# Sunstar Gifts



## The Crow 1994 (Sep 17, 2005)

My wife and I are looking for a prop we saw today at a Halloween specialty store here in Omaha. It is a grayish colored skeleton with chains around its neck and wrists. Its mouth is open and has extremely large canines. The tag on the prop says "Gothic Decor"....which is from Sunstar Gifts. Does anyone have the password info to view their 2006 catalog? Thanks.

http://www.sunstargifts.com/


----------



## spokanejoe (Sep 16, 2006)

That is the starngest site I have been to. You need a password but there is no way to sign up on the page? wierd. How do you get a password?


----------



## jdubbya (Nov 6, 2005)

If I remember correctly, Sunstar is a wholesaler that sells to retail chains. You need to have a business password to get in. They have an amazing selection of stuff priced WELL below retail. Last year a member on Halloween Forum had a password they got from somewhere that allowed you to view their site. You could spend a couple hours looking at over 100 pages of stuff. It's many of the same things you see at Spirit and Spencers for 30-40% less, and a lot of things you've never seen before. Maybe someone can hijack a password.

_Problem to solve_: Reproduce the Sunstar Gifts thread word for word between "If I remember" and "hijack a password.", inclusive.

_Extracted material_:
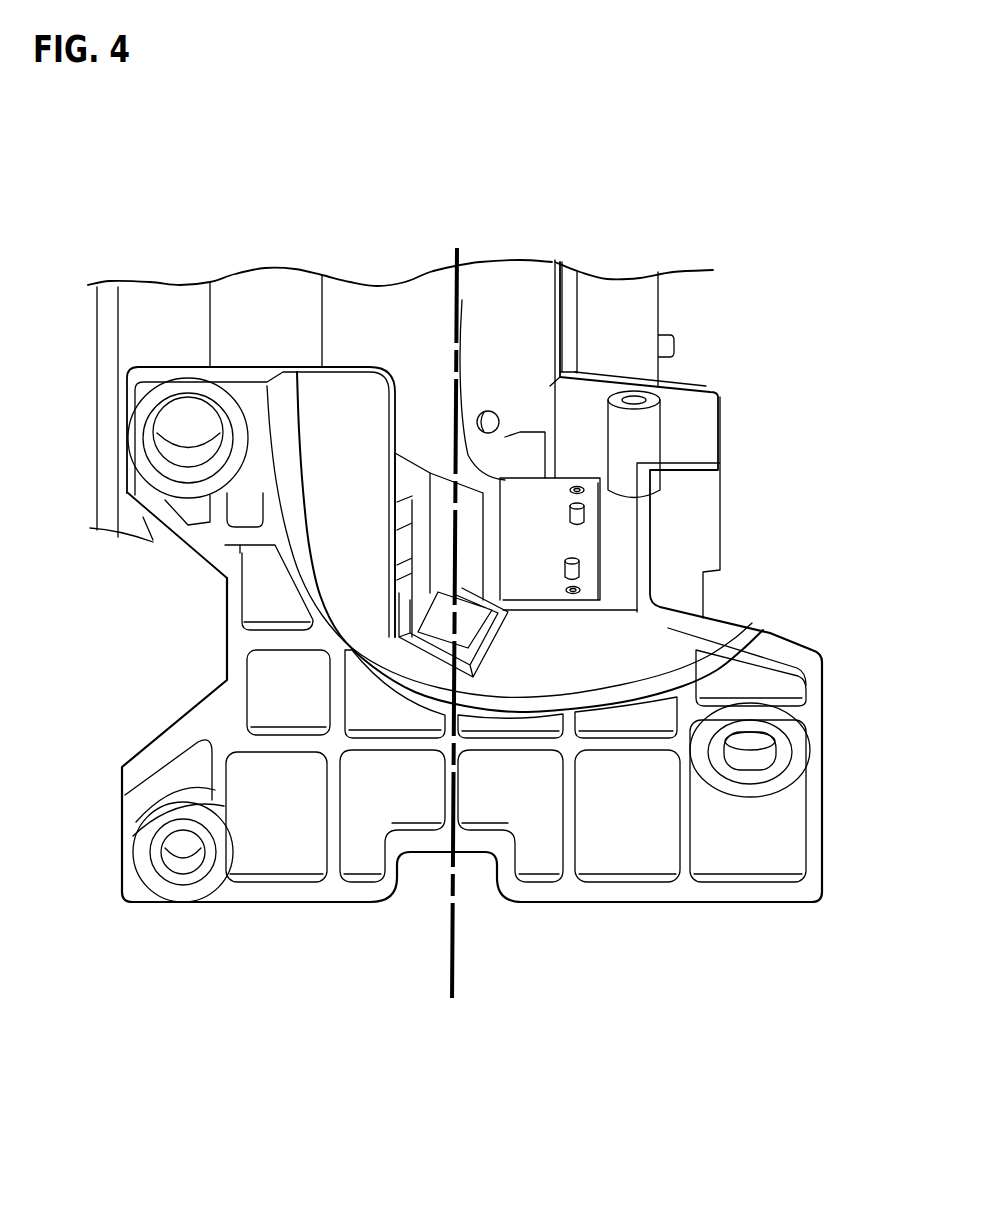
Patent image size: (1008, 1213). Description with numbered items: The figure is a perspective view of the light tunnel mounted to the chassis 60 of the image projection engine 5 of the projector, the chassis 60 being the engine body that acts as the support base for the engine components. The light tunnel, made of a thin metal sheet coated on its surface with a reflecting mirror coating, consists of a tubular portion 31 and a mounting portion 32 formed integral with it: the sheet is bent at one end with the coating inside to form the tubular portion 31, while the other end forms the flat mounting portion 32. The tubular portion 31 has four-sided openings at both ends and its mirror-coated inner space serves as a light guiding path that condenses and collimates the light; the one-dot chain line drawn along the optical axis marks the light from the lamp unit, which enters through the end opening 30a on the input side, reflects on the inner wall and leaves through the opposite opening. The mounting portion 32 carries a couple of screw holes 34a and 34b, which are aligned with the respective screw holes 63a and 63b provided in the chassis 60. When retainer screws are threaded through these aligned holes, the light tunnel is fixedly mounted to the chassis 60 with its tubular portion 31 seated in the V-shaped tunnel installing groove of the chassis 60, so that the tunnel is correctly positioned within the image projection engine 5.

The image projection engine 5 is at (400, 216).
The chassis 60 is at (124, 310).
The tubular portion 31 is at (458, 318).
The mounting portion 32 is at (526, 500).
The screw hole 34a is at (584, 590).
The screw hole 34b is at (585, 490).
The screw hole 63a is at (585, 568).
The screw hole 63b is at (592, 512).
The end opening 30a is at (455, 612).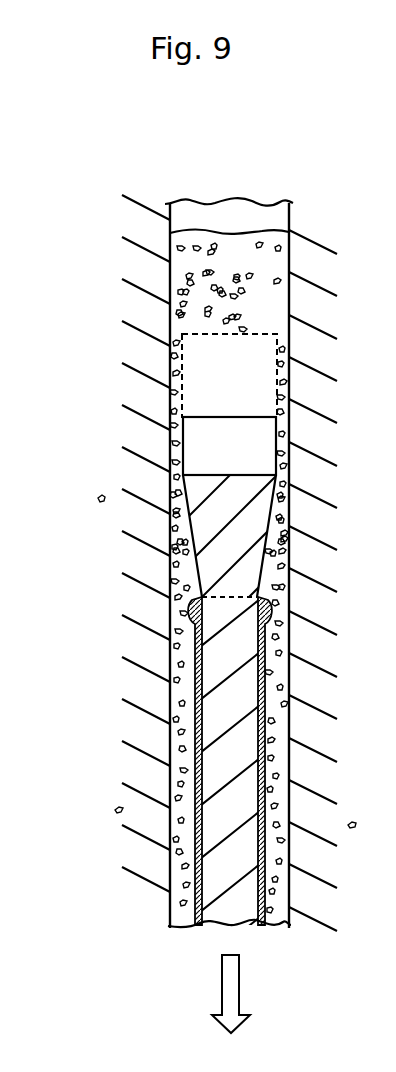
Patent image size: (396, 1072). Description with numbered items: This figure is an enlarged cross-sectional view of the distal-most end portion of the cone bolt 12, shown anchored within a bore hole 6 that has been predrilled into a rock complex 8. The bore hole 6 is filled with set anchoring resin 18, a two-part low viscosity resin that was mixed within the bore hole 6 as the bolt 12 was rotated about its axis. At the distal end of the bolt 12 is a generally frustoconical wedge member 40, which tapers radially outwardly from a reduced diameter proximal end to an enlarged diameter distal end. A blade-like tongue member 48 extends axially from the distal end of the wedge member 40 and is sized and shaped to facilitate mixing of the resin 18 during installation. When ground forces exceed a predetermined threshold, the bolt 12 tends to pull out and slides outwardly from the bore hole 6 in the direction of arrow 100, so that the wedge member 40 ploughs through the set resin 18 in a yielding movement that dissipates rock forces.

The bore hole 6 is at (173, 800).
The rock complex 8 is at (330, 490).
The cone bolt 12 is at (231, 810).
The resin 18 is at (183, 728).
The wedge member 40 is at (192, 517).
The tongue member 48 is at (197, 443).
The arrow 100 is at (230, 981).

_Expected answer_:
If I remember correctly, Sunstar is a wholesaler that sells to retail chains. You need to have a business password to get in. They have an amazing selection of stuff priced WELL below retail. Last year a member on Halloween Forum had a password they got from somewhere that allowed you to view their site. You could spend a couple hours looking at over 100 pages of stuff. It's many of the same things you see at Spirit and Spencers for 30-40% less, and a lot of things you've never seen before. Maybe someone can hijack a password.